_Source extract_:
Just Stop Oil: Valero Energy granted injunction restricting protests
- Published
An oil firm has been granted a High Court injunction aimed at restricting environmental protesters from targeting its fuel processing sites.
Valero Energy has secured the order against several environmental groups and "persons unknown".
It bans anyone from damaging the land at its sites or "affixing themselves to any other person or object".
The firm's Warwickshire terminal has been the site of recent protests, with 32 arrests made over the weekend.
Activists from the group Just Stop Oil have tried to obstruct access to Valero's Kingsbury oil terminal since a series of nationwide protests started on 1 April.
Valero also operates a refinery in Pembrokeshire, south Wales, and five other fuel terminals across the UK.
Campaigners, including some from Extinction Rebellion, have carried out protests at other sites including in Birmingham, London, Southampton and Hemel Hempstead.
Following a hearing on Monday, Mr Justice Bennathan made the injunction in terms which ban people from damaging any part of the land at the firm's sites or access roads, from building any structure and from tunnelling under roads or occupying existing tunnels.
The order, the details of which were made public on Wednesday, also prohibits abandoning vehicles or other items on parts of Valero's sites' access roads.
But the judge refused to widen the injunction to include blocking, endangering, slowing down, preventing, or obstructing the free passage of traffic on the access roads, and refusing to leave the roads when asked by police.

_Work to complete_:
• A. From the Valero injunction article, extract the passage starting with "Valero Energy has" and going on through "over the weekend.", copying it word for word.
• B. Extend the Valero injunction article, picking up right after its final sentence.

Page segmentation rows
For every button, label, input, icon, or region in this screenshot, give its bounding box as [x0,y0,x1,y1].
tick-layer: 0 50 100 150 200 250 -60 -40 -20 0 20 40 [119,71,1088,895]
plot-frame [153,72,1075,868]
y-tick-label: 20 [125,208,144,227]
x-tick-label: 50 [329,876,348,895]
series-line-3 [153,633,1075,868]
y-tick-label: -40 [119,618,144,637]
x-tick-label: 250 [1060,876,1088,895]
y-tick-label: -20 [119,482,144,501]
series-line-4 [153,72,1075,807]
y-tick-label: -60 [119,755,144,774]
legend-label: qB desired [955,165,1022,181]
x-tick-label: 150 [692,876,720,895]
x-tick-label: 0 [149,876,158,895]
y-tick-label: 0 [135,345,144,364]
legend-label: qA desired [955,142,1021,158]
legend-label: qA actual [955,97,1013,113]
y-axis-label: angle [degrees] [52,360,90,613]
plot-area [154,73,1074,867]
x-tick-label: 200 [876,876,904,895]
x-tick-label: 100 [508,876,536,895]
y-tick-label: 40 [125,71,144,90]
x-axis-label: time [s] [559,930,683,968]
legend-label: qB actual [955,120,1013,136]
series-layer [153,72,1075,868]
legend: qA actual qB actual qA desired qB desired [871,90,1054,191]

_Responses by item number_:
• A.
Valero Energy has secured the order against several environmental groups and "persons unknown".
It bans anyone from damaging the land at its sites or "affixing themselves to any other person or object".
The firm's Warwickshire terminal has been the site of recent protests, with 32 arrests made over the weekend.

• B.
In his ruling Mr Justice Bennathan said: "The order I made forbids various acts of trespass, including the blocking of gates on Valero's premises, and forbids acts of obstructing certain specified roadways, including public highways, in various semi-permanent ways. It does so for all seven sites."
He said he was satisfied Valero would have a strong basis for action over trespass or private and public nuisance on the basis of protests which had already taken place but that due to the sums involved in the oil industry, and the "impracticality of obtaining damages on that scale from a diverse group of protesters", damages would not be an adequate remedy.
The judge added that trespassing on the sites could lead to "highly dangerous outcomes" given the flammable nature of the materials on site and that obstruction of roads could cause serious damage for critical infrastructure, as "emergency services, hospitals and other key parts of society depend on oil based fuels".
The injunction will be reconsidered at a hearing next January to determine if it is still necessary.
Similar injunctions were put in place to stop protests by the group Insulate Britain after its activists blocked parts of the M25 last year.